TASK:
In the data, extract each line that holds the string "सहसच".

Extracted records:
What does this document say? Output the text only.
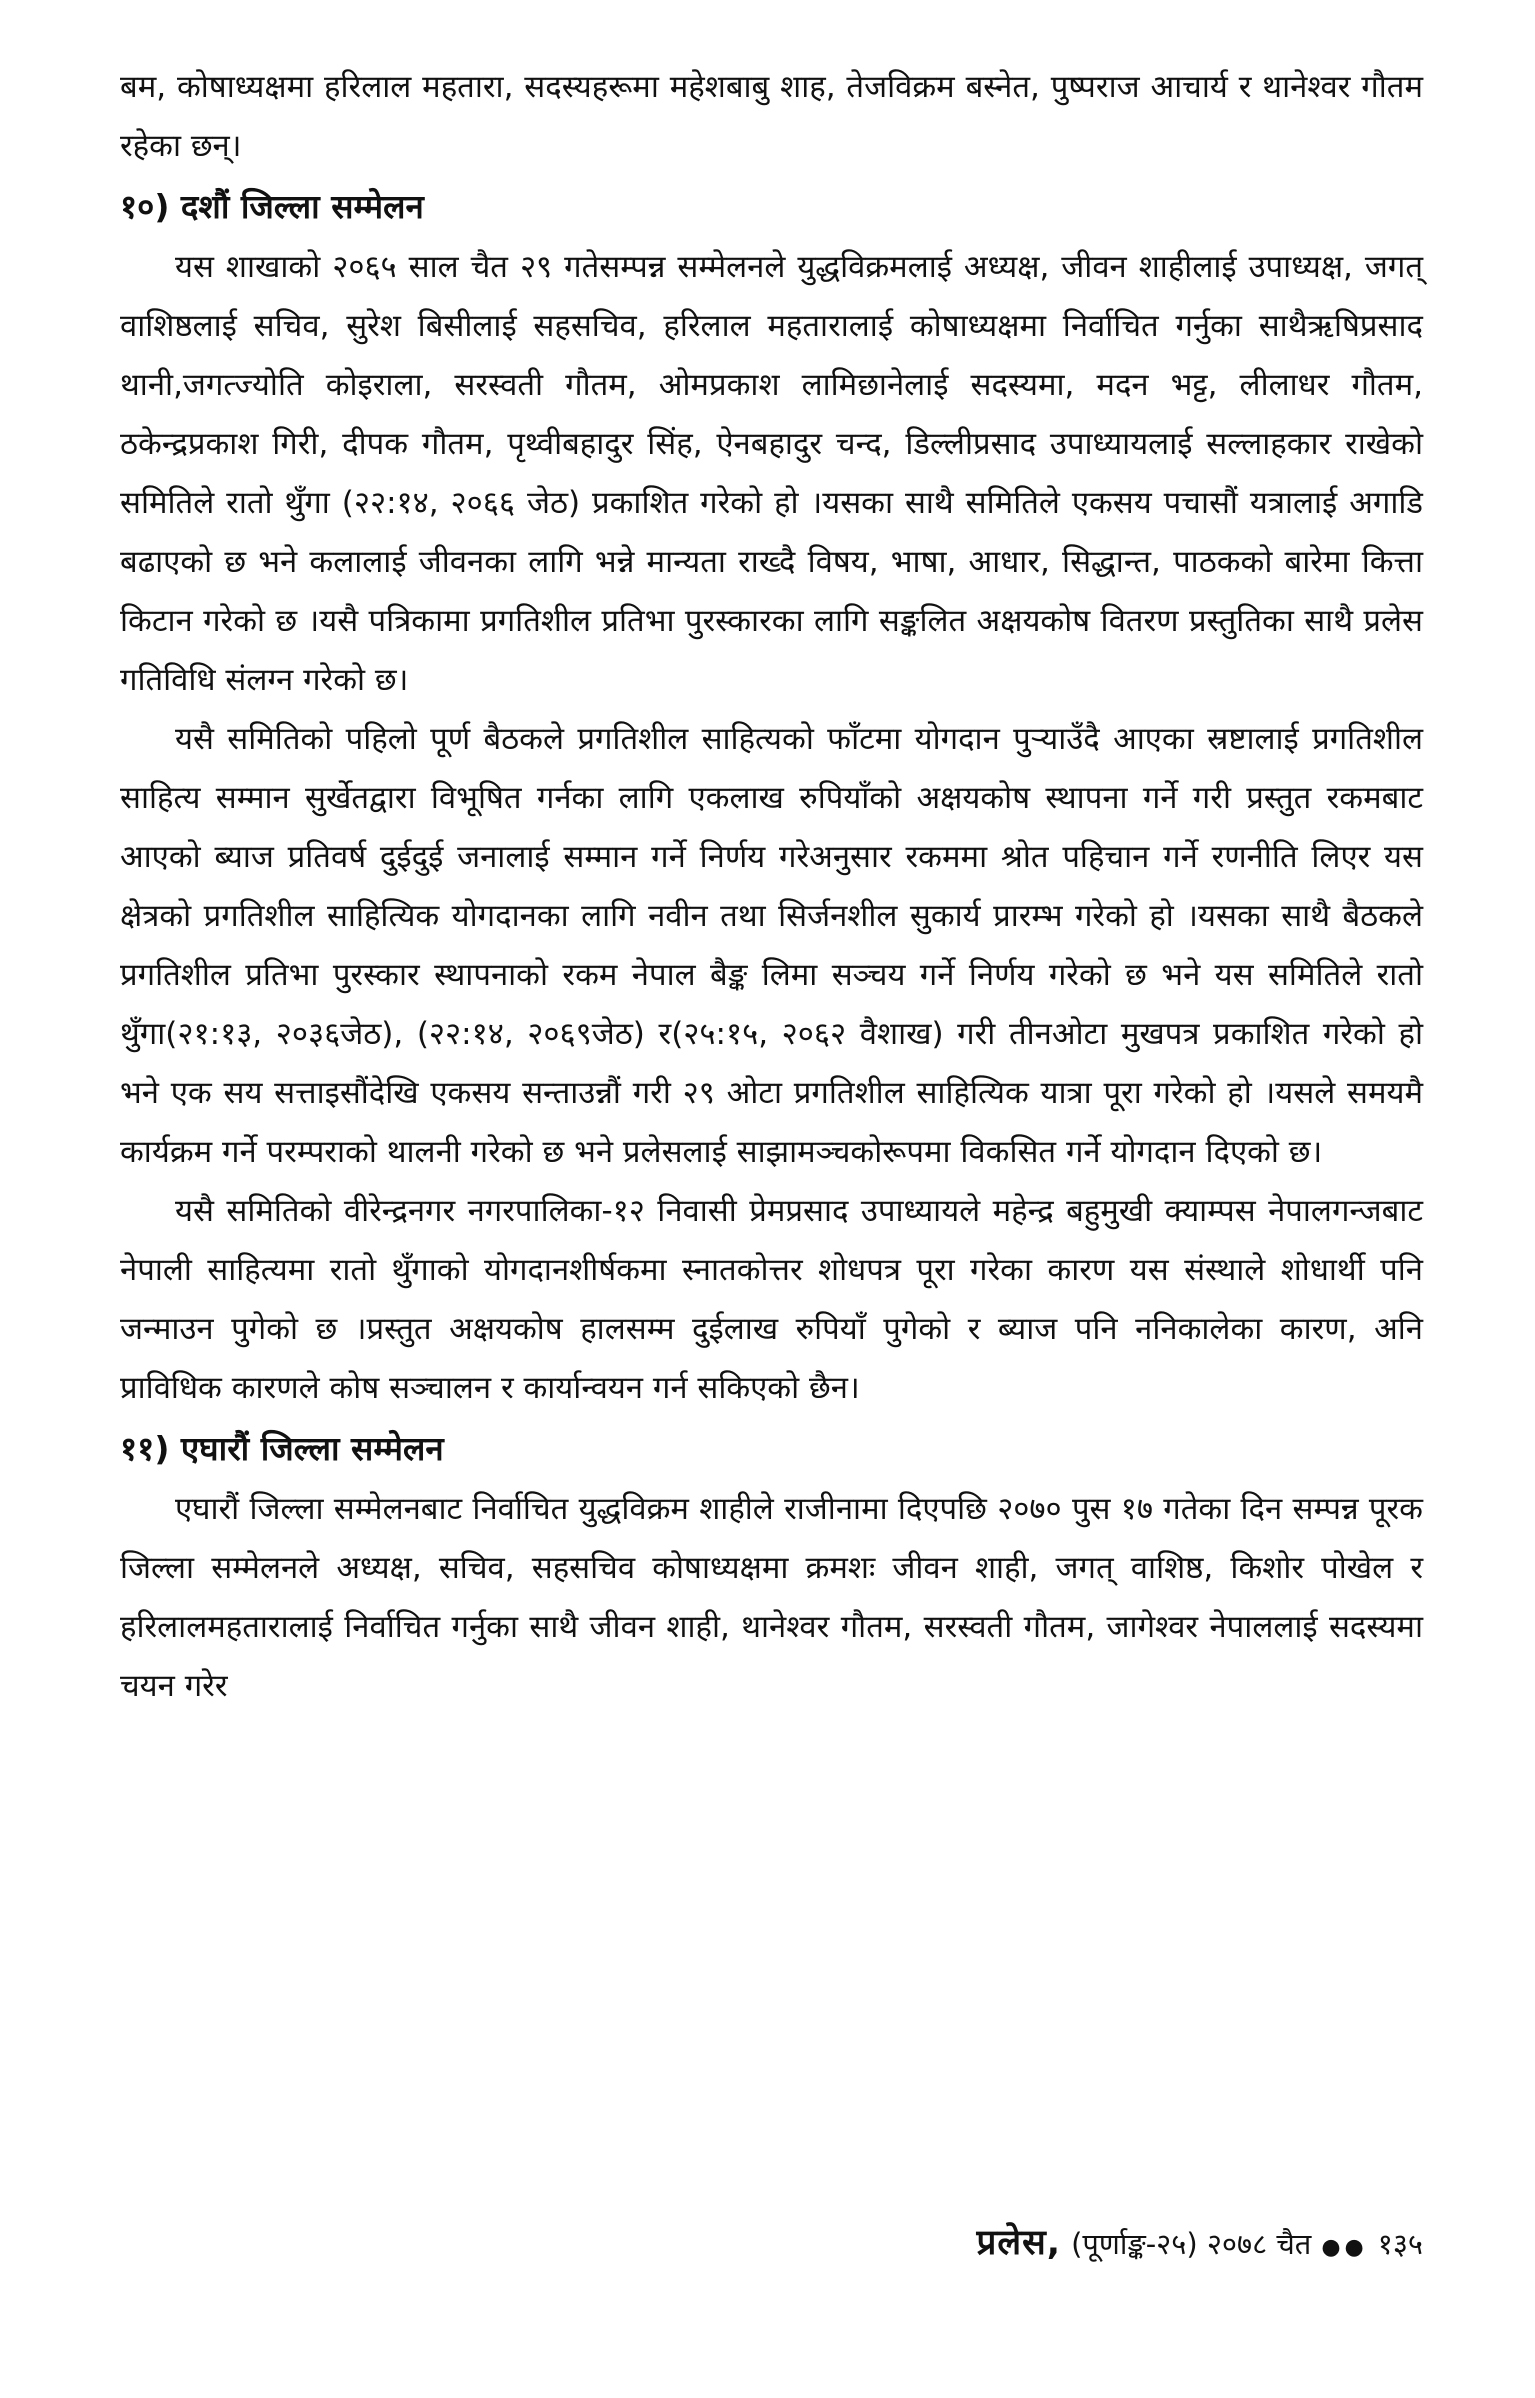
बम, कोषाध्यक्षमा हरिलाल महतारा, सदस्यहरूमा महेशबाबु शाह, तेजविक्रम बस्नेत, पुष्पराज आचार्य र थानेश्वर गौतम रहेका छन्।

१०) दशौं जिल्ला सम्मेलन

यस शाखाको २०६५ साल चैत २९ गतेसम्पन्न सम्मेलनले युद्धविक्रमलाई अध्यक्ष, जीवन शाहीलाई उपाध्यक्ष, जगत् वाशिष्ठलाई सचिव, सुरेश बिसीलाई सहसचिव, हरिलाल महतारालाई कोषाध्यक्षमा निर्वाचित गर्नुका साथैऋषिप्रसाद थानी,जगत्ज्योति कोइराला, सरस्वती गौतम, ओमप्रकाश लामिछानेलाई सदस्यमा, मदन भट्ट, लीलाधर गौतम, ठकेन्द्रप्रकाश गिरी, दीपक गौतम, पृथ्वीबहादुर सिंह, ऐनबहादुर चन्द, डिल्लीप्रसाद उपाध्यायलाई सल्लाहकार राखेको समितिले रातो थुँगा (२२:१४, २०६६ जेठ) प्रकाशित गरेको हो ।यसका साथै समितिले एकसय पचासौं यत्रालाई अगाडि बढाएको छ भने कलालाई जीवनका लागि भन्ने मान्यता राख्दै विषय, भाषा, आधार, सिद्धान्त, पाठकको बारेमा कित्ता किटान गरेको छ ।यसै पत्रिकामा प्रगतिशील प्रतिभा पुरस्कारका लागि सङ्कलित अक्षयकोष वितरण प्रस्तुतिका साथै प्रलेस गतिविधि संलग्न गरेको छ।

यसै समितिको पहिलो पूर्ण बैठकले प्रगतिशील साहित्यको फाँटमा योगदान पुर्‍याउँदै आएका स्रष्टालाई प्रगतिशील साहित्य सम्मान सुर्खेतद्वारा विभूषित गर्नका लागि एकलाख रुपियाँको अक्षयकोष स्थापना गर्ने गरी प्रस्तुत रकमबाट आएको ब्याज प्रतिवर्ष दुईदुई जनालाई सम्मान गर्ने निर्णय गरेअनुसार रकममा श्रोत पहिचान गर्ने रणनीति लिएर यस क्षेत्रको प्रगतिशील साहित्यिक योगदानका लागि नवीन तथा सिर्जनशील सुकार्य प्रारम्भ गरेको हो ।यसका साथै बैठकले प्रगतिशील प्रतिभा पुरस्कार स्थापनाको रकम नेपाल बैङ्क लिमा सञ्चय गर्ने निर्णय गरेको छ भने यस समितिले रातो थुँगा(२१:१३, २०३६जेठ), (२२:१४, २०६९जेठ) र(२५:१५, २०६२ वैशाख) गरी तीनओटा मुखपत्र प्रकाशित गरेको हो भने एक सय सत्ताइसौंदेखि एकसय सन्ताउन्नौं गरी २९ ओटा प्रगतिशील साहित्यिक यात्रा पूरा गरेको हो ।यसले समयमै कार्यक्रम गर्ने परम्पराको थालनी गरेको छ भने प्रलेसलाई साझामञ्चकोरूपमा विकसित गर्ने योगदान दिएको छ।

यसै समितिको वीरेन्द्रनगर नगरपालिका-१२ निवासी प्रेमप्रसाद उपाध्यायले महेन्द्र बहुमुखी क्याम्पस नेपालगन्जबाट नेपाली साहित्यमा रातो थुँगाको योगदानशीर्षकमा स्नातकोत्तर शोधपत्र पूरा गरेका कारण यस संस्थाले शोधार्थी पनि जन्माउन पुगेको छ ।प्रस्तुत अक्षयकोष हालसम्म दुईलाख रुपियाँ पुगेको र ब्याज पनि ननिकालेका कारण, अनि प्राविधिक कारणले कोष सञ्चालन र कार्यान्वयन गर्न सकिएको छैन।

११) एघारौं जिल्ला सम्मेलन

एघारौं जिल्ला सम्मेलनबाट निर्वाचित युद्धविक्रम शाहीले राजीनामा दिएपछि २०७० पुस १७ गतेका दिन सम्पन्न पूरक जिल्ला सम्मेलनले अध्यक्ष, सचिव, सहसचिव कोषाध्यक्षमा क्रमशः जीवन शाही, जगत् वाशिष्ठ, किशोर पोखेल र हरिलालमहतारालाई निर्वाचित गर्नुका साथै जीवन शाही, थानेश्वर गौतम, सरस्वती गौतम, जागेश्वर नेपाललाई सदस्यमा चयन गरेर

प्रलेस, (पूर्णाङ्क-२५) २०७८ चैत ●● १३५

ANSWER BELOW:
यस शाखाको २०६५ साल चैत २९ गतेसम्पन्न सम्मेलनले युद्धविक्रमलाई अध्यक्ष, जीवन शाहीलाई उपाध्यक्ष, जगत् वाशिष्ठलाई सचिव, सुरेश बिसीलाई सहसचिव, हरिलाल महतारालाई कोषाध्यक्षमा निर्वाचित गर्नुका साथैऋषिप्रसाद थानी,जगत्ज्योति कोइराला, सरस्वती गौतम, ओमप्रकाश लामिछानेलाई सदस्यमा, मदन भट्ट, लीलाधर गौतम, ठकेन्द्रप्रकाश गिरी, दीपक गौतम, पृथ्वीबहादुर सिंह, ऐनबहादुर चन्द, डिल्लीप्रसाद उपाध्यायलाई सल्लाहकार राखेको समितिले रातो थुँगा (२२:१४, २०६६ जेठ) प्रकाशित गरेको हो ।यसका साथै समितिले एकसय पचासौं यत्रालाई अगाडि बढाएको छ भने कलालाई जीवनका लागि भन्ने मान्यता राख्दै विषय, भाषा, आधार, सिद्धान्त, पाठकको बारेमा कित्ता किटान गरेको छ ।यसै पत्रिकामा प्रगतिशील प्रतिभा पुरस्कारका लागि सङ्कलित अक्षयकोष वितरण प्रस्तुतिका साथै प्रलेस गतिविधि संलग्न गरेको छ।
एघारौं जिल्ला सम्मेलनबाट निर्वाचित युद्धविक्रम शाहीले राजीनामा दिएपछि २०७० पुस १७ गतेका दिन सम्पन्न पूरक जिल्ला सम्मेलनले अध्यक्ष, सचिव, सहसचिव कोषाध्यक्षमा क्रमशः जीवन शाही, जगत् वाशिष्ठ, किशोर पोखेल र हरिलालमहतारालाई निर्वाचित गर्नुका साथै जीवन शाही, थानेश्वर गौतम, सरस्वती गौतम, जागेश्वर नेपाललाई सदस्यमा चयन गरेर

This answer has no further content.